[Records supplied]
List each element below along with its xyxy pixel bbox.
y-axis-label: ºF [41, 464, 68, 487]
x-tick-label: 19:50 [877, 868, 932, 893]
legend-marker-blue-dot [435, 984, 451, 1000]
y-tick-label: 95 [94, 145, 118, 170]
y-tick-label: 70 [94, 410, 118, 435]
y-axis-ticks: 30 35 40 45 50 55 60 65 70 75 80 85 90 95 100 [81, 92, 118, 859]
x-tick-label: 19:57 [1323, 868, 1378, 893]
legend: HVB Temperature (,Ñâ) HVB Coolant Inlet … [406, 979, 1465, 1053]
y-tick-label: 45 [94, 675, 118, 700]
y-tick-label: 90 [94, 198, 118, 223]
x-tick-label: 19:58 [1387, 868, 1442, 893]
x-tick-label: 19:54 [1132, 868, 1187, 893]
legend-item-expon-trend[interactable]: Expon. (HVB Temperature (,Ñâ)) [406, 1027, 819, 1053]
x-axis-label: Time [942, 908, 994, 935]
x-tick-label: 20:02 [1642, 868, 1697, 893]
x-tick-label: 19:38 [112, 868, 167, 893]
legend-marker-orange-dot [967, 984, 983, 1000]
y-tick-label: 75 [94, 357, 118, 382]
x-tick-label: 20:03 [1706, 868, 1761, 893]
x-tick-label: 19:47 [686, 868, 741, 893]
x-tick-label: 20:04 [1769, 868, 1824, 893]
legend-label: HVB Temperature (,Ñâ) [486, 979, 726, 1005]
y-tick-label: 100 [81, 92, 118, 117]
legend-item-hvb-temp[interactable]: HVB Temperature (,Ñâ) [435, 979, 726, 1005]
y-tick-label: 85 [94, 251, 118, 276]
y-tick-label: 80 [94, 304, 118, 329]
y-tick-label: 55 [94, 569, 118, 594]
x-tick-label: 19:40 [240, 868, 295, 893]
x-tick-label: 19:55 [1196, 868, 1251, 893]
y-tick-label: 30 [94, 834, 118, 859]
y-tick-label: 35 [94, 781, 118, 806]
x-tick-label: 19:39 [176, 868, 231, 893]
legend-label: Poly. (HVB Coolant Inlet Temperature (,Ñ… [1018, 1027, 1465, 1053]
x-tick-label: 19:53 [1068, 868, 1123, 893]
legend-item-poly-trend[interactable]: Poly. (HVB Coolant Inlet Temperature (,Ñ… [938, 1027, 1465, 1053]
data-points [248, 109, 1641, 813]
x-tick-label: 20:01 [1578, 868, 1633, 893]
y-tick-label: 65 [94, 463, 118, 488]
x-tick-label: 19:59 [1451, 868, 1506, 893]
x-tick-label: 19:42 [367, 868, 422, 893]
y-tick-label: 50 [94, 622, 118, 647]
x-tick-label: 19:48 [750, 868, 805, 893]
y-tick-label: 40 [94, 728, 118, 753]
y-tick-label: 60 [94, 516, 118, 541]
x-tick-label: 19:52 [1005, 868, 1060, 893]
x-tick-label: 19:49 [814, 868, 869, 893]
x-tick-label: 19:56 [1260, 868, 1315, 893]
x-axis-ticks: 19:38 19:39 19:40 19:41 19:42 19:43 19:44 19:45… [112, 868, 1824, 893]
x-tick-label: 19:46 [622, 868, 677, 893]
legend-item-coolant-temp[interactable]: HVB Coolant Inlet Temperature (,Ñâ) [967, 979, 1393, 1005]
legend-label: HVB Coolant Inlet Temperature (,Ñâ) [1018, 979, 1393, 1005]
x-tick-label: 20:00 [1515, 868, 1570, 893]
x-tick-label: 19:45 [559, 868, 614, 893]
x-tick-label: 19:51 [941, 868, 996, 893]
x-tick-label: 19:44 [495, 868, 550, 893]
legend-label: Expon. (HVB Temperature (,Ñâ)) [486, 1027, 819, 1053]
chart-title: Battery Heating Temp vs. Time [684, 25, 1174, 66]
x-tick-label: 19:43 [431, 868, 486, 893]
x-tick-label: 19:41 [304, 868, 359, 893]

[The exercise] Repeat the material above line for line, keeping every character and the original order unchanged.

[Output]
List each element below along with its xyxy pixel bbox.
y-axis-label: ºF [41, 464, 68, 487]
x-tick-label: 19:50 [877, 868, 932, 893]
legend-marker-blue-dot [435, 984, 451, 1000]
y-tick-label: 95 [94, 145, 118, 170]
y-tick-label: 70 [94, 410, 118, 435]
y-axis-ticks: 30 35 40 45 50 55 60 65 70 75 80 85 90 95 100 [81, 92, 118, 859]
x-tick-label: 19:57 [1323, 868, 1378, 893]
legend: HVB Temperature (,Ñâ) HVB Coolant Inlet … [406, 979, 1465, 1053]
y-tick-label: 45 [94, 675, 118, 700]
y-tick-label: 90 [94, 198, 118, 223]
x-tick-label: 19:58 [1387, 868, 1442, 893]
x-tick-label: 19:54 [1132, 868, 1187, 893]
legend-item-expon-trend[interactable]: Expon. (HVB Temperature (,Ñâ)) [406, 1027, 819, 1053]
x-axis-label: Time [942, 908, 994, 935]
x-tick-label: 20:02 [1642, 868, 1697, 893]
x-tick-label: 19:38 [112, 868, 167, 893]
legend-marker-orange-dot [967, 984, 983, 1000]
y-tick-label: 75 [94, 357, 118, 382]
x-tick-label: 20:03 [1706, 868, 1761, 893]
x-tick-label: 19:47 [686, 868, 741, 893]
x-tick-label: 20:04 [1769, 868, 1824, 893]
legend-label: HVB Temperature (,Ñâ) [486, 979, 726, 1005]
y-tick-label: 100 [81, 92, 118, 117]
legend-item-hvb-temp[interactable]: HVB Temperature (,Ñâ) [435, 979, 726, 1005]
y-tick-label: 85 [94, 251, 118, 276]
y-tick-label: 80 [94, 304, 118, 329]
y-tick-label: 55 [94, 569, 118, 594]
x-tick-label: 19:40 [240, 868, 295, 893]
x-tick-label: 19:55 [1196, 868, 1251, 893]
y-tick-label: 30 [94, 834, 118, 859]
y-tick-label: 35 [94, 781, 118, 806]
x-tick-label: 19:39 [176, 868, 231, 893]
legend-label: Poly. (HVB Coolant Inlet Temperature (,Ñ… [1018, 1027, 1465, 1053]
x-tick-label: 19:53 [1068, 868, 1123, 893]
legend-item-poly-trend[interactable]: Poly. (HVB Coolant Inlet Temperature (,Ñ… [938, 1027, 1465, 1053]
data-points [248, 109, 1641, 813]
x-tick-label: 20:01 [1578, 868, 1633, 893]
y-tick-label: 65 [94, 463, 118, 488]
x-tick-label: 19:59 [1451, 868, 1506, 893]
x-tick-label: 19:42 [367, 868, 422, 893]
y-tick-label: 50 [94, 622, 118, 647]
x-tick-label: 19:48 [750, 868, 805, 893]
y-tick-label: 40 [94, 728, 118, 753]
y-tick-label: 60 [94, 516, 118, 541]
x-tick-label: 19:52 [1005, 868, 1060, 893]
x-tick-label: 19:49 [814, 868, 869, 893]
x-tick-label: 19:56 [1260, 868, 1315, 893]
x-axis-ticks: 19:38 19:39 19:40 19:41 19:42 19:43 19:44 19:45… [112, 868, 1824, 893]
x-tick-label: 19:46 [622, 868, 677, 893]
legend-item-coolant-temp[interactable]: HVB Coolant Inlet Temperature (,Ñâ) [967, 979, 1393, 1005]
legend-label: HVB Coolant Inlet Temperature (,Ñâ) [1018, 979, 1393, 1005]
x-tick-label: 20:00 [1515, 868, 1570, 893]
x-tick-label: 19:45 [559, 868, 614, 893]
x-tick-label: 19:51 [941, 868, 996, 893]
x-tick-label: 19:44 [495, 868, 550, 893]
legend-label: Expon. (HVB Temperature (,Ñâ)) [486, 1027, 819, 1053]
chart-title: Battery Heating Temp vs. Time [684, 25, 1174, 66]
x-tick-label: 19:43 [431, 868, 486, 893]
x-tick-label: 19:41 [304, 868, 359, 893]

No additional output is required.